**** Data rows

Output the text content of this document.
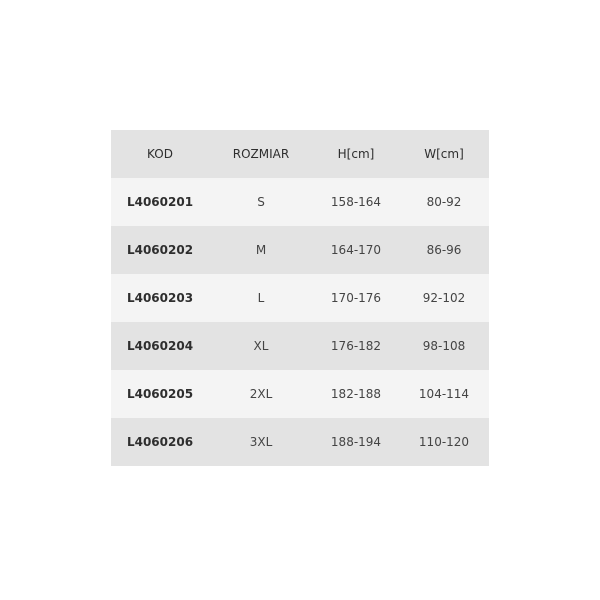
KOD	ROZMIAR	H[cm]	W[cm]
L4060201	S	158-164	80-92
L4060202	M	164-170	86-96
L4060203	L	170-176	92-102
L4060204	XL	176-182	98-108
L4060205	2XL	182-188	104-114
L4060206	3XL	188-194	110-120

********

- Requirements:
All the lines above are to be given again exactly as they read, with the pictures removed.

- Solution to the exercise:
Output the text content of this document.
KOD	ROZMIAR	H[cm]	W[cm]
L4060201	S	158-164	80-92
L4060202	M	164-170	86-96
L4060203	L	170-176	92-102
L4060204	XL	176-182	98-108
L4060205	2XL	182-188	104-114
L4060206	3XL	188-194	110-120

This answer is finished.